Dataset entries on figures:

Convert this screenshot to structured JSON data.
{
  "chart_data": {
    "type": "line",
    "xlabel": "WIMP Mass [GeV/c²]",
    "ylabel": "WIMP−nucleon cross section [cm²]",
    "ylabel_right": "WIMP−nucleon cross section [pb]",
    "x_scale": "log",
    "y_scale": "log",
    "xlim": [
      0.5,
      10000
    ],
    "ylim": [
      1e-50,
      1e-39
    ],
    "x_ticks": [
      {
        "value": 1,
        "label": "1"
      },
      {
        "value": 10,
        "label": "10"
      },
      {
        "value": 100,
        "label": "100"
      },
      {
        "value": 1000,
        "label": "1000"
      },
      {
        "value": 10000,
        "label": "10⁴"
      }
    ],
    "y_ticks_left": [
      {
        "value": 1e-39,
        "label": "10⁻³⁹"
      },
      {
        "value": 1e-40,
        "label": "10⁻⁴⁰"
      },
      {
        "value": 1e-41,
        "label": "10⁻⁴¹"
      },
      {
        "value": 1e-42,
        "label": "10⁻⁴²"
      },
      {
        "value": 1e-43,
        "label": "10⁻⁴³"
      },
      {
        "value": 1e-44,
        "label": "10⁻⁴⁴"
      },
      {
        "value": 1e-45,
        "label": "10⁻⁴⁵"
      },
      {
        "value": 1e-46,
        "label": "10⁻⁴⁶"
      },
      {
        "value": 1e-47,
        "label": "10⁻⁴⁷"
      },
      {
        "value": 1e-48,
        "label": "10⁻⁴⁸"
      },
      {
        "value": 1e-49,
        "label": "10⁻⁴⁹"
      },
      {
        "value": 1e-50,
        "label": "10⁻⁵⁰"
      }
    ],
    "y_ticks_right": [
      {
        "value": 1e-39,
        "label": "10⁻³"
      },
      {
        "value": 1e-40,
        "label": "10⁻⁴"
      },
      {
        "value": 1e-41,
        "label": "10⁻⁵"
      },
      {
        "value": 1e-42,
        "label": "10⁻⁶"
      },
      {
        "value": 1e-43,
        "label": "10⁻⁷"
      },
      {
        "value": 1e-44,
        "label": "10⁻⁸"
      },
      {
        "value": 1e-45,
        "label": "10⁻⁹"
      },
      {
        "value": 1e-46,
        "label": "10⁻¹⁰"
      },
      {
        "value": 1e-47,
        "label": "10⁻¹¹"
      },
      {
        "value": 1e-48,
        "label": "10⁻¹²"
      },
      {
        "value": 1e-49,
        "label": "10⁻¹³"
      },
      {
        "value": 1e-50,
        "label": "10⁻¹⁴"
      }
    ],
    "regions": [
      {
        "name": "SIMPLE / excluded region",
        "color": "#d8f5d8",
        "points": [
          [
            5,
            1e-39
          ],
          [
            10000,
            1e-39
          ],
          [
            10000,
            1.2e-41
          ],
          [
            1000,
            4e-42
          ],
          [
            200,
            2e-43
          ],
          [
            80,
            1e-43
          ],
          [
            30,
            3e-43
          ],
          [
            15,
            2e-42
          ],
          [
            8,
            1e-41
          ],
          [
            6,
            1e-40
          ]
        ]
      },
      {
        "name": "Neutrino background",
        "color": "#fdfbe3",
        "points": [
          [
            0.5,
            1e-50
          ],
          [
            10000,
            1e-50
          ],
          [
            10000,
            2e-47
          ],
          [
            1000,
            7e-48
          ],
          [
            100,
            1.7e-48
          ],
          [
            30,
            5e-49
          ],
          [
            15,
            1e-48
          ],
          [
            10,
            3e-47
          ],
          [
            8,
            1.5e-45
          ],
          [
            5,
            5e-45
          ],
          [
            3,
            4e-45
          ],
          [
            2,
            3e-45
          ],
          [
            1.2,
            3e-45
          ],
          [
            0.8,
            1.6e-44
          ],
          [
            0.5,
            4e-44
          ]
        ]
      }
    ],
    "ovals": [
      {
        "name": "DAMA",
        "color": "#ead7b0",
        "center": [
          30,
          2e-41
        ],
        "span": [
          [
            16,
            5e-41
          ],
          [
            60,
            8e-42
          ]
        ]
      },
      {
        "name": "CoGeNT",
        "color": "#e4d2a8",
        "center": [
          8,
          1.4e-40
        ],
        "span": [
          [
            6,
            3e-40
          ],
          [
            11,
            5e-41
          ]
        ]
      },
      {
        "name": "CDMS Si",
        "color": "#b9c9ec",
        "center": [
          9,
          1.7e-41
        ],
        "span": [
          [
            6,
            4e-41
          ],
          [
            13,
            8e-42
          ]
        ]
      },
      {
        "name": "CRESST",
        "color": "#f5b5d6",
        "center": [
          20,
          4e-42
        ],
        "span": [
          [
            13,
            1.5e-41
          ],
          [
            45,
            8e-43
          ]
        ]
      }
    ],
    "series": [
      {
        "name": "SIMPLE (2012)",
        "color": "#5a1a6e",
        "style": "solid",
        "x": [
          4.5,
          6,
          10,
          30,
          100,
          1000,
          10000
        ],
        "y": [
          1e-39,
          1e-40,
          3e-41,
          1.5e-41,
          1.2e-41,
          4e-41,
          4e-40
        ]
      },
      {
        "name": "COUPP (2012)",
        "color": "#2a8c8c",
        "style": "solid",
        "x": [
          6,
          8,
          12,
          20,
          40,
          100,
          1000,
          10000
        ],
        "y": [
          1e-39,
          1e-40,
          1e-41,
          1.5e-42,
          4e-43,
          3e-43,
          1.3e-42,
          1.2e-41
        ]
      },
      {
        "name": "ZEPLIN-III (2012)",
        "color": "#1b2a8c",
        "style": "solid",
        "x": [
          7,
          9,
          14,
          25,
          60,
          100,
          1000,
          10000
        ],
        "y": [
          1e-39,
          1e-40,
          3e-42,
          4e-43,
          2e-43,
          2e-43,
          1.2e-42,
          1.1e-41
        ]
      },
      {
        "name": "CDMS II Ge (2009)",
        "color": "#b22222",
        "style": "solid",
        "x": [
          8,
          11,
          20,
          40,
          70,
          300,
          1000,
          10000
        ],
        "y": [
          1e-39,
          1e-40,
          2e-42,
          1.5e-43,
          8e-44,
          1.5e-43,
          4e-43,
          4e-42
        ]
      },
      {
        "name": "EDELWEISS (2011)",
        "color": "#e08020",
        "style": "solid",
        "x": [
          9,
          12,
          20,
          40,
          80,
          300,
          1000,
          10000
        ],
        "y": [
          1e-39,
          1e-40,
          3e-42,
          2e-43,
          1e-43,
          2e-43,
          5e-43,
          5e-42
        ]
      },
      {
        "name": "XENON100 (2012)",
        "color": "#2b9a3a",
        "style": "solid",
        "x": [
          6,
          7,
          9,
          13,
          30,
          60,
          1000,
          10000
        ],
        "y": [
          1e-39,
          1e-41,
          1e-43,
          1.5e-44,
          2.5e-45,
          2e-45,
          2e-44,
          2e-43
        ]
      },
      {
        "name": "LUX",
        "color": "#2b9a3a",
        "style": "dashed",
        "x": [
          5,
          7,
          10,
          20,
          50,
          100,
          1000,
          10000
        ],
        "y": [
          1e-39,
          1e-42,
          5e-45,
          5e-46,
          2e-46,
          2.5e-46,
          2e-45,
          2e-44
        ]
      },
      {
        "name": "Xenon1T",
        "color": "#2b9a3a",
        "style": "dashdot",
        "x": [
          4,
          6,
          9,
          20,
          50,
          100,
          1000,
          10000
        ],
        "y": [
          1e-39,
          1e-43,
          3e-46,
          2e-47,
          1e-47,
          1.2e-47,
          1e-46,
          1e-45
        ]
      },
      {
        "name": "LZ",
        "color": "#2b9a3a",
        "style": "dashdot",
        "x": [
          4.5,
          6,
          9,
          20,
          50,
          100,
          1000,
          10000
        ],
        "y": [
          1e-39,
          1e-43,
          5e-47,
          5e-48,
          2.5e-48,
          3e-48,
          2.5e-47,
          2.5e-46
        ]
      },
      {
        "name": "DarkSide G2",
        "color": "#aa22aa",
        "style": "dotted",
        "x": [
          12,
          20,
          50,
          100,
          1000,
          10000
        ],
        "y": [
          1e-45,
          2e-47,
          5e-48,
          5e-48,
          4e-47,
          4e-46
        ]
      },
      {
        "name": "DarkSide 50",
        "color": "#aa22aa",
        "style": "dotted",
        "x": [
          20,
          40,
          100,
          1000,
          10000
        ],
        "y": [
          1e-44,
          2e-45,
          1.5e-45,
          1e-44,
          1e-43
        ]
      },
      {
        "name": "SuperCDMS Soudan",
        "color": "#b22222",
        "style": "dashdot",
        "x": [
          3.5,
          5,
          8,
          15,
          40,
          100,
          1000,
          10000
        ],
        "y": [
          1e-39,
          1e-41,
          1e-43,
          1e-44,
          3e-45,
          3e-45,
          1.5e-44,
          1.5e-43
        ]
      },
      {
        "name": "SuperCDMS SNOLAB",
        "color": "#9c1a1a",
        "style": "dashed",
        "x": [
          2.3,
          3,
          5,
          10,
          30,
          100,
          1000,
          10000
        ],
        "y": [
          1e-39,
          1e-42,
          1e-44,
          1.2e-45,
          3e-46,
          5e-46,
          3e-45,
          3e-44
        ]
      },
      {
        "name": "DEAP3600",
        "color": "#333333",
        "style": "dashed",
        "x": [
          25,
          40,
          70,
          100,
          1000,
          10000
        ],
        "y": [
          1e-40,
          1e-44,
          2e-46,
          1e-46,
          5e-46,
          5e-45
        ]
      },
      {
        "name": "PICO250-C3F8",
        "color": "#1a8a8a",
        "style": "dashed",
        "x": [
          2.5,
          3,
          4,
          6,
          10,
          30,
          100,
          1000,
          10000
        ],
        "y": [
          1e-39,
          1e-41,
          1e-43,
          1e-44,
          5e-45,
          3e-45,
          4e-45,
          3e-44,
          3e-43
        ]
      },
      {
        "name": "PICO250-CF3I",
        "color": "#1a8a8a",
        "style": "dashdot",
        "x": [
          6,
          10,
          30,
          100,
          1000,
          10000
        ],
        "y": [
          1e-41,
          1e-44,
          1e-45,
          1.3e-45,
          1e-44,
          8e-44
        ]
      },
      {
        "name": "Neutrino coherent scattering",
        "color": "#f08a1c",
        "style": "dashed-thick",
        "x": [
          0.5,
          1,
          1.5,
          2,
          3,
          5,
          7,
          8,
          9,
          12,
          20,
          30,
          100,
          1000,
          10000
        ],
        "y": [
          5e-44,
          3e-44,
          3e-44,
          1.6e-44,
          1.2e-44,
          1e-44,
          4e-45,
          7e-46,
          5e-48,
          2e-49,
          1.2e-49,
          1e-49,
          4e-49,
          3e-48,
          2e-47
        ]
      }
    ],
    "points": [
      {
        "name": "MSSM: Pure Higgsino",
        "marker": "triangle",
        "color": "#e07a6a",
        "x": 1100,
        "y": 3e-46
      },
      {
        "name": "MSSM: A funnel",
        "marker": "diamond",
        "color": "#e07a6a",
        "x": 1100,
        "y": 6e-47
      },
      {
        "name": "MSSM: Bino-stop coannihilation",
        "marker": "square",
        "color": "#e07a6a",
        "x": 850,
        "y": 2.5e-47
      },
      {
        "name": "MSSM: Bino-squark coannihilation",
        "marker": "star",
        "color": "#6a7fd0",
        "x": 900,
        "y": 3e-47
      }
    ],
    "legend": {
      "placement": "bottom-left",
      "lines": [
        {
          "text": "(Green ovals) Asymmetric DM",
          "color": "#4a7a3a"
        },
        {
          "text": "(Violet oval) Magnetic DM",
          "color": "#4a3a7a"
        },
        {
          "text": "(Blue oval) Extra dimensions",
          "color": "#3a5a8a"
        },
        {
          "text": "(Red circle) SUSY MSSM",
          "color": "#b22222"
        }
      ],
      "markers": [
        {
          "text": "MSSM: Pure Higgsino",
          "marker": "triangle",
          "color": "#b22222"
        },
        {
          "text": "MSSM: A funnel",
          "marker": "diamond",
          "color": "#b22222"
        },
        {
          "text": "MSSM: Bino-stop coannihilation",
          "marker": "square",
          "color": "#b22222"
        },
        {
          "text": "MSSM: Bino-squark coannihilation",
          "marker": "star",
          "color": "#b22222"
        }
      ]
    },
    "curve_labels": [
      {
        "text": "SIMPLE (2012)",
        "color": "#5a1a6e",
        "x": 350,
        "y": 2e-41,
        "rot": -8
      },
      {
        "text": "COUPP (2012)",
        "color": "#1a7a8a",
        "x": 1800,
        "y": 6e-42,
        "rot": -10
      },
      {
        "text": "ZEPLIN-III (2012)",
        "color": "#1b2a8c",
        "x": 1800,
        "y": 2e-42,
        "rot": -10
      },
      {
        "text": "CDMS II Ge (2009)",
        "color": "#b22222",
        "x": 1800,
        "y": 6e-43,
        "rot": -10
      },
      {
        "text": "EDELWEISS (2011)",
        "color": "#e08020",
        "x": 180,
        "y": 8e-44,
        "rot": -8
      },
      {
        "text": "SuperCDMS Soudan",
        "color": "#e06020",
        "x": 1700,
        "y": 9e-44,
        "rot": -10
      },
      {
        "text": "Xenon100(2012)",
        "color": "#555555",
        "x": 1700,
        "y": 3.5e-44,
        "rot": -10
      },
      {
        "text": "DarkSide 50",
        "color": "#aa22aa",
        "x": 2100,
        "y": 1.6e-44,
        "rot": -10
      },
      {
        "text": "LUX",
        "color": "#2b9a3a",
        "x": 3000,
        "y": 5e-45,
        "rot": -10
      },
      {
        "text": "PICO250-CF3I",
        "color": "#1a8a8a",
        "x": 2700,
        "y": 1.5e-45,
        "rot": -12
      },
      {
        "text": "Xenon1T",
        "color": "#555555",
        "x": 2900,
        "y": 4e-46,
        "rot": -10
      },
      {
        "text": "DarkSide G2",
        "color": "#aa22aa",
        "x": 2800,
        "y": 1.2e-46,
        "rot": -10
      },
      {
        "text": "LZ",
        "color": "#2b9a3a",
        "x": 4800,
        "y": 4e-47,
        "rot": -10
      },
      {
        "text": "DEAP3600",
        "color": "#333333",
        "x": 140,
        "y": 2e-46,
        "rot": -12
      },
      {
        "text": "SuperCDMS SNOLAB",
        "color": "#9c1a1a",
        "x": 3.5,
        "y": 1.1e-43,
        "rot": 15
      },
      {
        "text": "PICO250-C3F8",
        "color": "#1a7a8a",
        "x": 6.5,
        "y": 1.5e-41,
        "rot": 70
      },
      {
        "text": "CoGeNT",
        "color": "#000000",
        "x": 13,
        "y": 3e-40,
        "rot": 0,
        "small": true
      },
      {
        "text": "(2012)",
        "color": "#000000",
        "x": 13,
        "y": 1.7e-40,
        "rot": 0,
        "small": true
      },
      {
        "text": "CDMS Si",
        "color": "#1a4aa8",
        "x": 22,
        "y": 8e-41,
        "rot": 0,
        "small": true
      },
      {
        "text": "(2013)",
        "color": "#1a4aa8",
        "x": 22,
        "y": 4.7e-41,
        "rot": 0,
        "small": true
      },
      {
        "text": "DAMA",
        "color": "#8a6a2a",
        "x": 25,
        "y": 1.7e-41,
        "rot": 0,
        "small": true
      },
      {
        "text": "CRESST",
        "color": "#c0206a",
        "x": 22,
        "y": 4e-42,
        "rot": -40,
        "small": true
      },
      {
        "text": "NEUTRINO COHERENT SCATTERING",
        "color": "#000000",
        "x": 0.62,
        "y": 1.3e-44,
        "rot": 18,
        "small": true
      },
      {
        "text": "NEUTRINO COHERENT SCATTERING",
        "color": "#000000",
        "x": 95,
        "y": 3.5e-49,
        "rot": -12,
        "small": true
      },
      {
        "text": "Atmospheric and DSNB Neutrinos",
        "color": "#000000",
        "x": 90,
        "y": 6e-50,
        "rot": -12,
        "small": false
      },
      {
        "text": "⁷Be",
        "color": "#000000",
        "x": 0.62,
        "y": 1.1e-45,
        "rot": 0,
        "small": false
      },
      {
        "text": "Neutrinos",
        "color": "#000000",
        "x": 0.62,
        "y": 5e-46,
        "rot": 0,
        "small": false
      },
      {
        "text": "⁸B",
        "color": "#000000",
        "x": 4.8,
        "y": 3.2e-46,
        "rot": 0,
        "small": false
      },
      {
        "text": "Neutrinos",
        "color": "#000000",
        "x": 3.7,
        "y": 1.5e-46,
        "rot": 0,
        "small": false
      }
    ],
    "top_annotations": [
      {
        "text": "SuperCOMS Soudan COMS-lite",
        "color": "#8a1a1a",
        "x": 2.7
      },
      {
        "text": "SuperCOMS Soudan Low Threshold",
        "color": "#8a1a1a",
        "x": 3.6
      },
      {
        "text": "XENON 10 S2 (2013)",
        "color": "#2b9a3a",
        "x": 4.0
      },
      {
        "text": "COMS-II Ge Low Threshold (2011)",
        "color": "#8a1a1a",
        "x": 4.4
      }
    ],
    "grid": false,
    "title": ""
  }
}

(What is being asked): Pull out every line of the records above that contains the word "coannihilation".

(Exercise solution):
        "name": "MSSM: Bino-stop coannihilation",
        "name": "MSSM: Bino-squark coannihilation",
          "text": "MSSM: Bino-stop coannihilation",
          "text": "MSSM: Bino-squark coannihilation",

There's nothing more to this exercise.